* [Job]: From the listing below, pull out all lines with "érysipèle" in them.

* [Task material]:

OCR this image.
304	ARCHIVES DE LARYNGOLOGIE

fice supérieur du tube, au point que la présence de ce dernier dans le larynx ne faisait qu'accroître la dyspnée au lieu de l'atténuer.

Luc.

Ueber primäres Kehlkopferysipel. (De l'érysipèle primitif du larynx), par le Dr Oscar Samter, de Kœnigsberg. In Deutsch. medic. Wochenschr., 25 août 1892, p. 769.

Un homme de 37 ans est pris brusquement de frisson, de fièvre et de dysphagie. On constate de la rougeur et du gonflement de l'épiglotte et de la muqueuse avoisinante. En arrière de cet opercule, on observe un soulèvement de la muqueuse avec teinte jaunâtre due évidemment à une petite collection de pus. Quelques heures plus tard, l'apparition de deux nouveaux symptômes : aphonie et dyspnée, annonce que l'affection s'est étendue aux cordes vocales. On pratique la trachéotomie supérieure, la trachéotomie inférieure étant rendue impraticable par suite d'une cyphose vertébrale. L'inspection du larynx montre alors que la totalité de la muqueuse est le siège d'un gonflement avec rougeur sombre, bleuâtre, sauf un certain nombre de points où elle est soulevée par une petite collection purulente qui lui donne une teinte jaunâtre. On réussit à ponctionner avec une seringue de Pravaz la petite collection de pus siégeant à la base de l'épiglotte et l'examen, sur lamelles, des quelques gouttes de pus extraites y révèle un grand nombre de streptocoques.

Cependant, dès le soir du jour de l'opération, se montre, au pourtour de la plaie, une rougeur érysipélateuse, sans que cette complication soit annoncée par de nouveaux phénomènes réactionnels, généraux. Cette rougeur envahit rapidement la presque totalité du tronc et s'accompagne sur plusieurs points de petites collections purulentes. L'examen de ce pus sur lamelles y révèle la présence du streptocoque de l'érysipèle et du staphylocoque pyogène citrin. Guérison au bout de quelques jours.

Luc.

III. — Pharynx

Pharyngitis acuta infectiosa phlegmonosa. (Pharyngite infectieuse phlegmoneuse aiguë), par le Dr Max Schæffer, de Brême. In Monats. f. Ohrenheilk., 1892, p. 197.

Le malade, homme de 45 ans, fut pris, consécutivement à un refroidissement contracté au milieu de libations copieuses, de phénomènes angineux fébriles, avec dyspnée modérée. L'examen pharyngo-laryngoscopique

* [Worked solution]:
Ueber primäres Kehlkopferysipel. (De l'érysipèle primitif du larynx), par le Dr Oscar Samter, de Kœnigsberg. In Deutsch. medic. Wochenschr., 25 août 1892, p. 769.
Cependant, dès le soir du jour de l'opération, se montre, au pourtour de la plaie, une rougeur érysipélateuse, sans que cette complication soit annoncée par de nouveaux phénomènes réactionnels, généraux. Cette rougeur envahit rapidement la presque totalité du tronc et s'accompagne sur plusieurs points de petites collections purulentes. L'examen de ce pus sur lamelles y révèle la présence du streptocoque de l'érysipèle et du staphylocoque pyogène citrin. Guérison au bout de quelques jours.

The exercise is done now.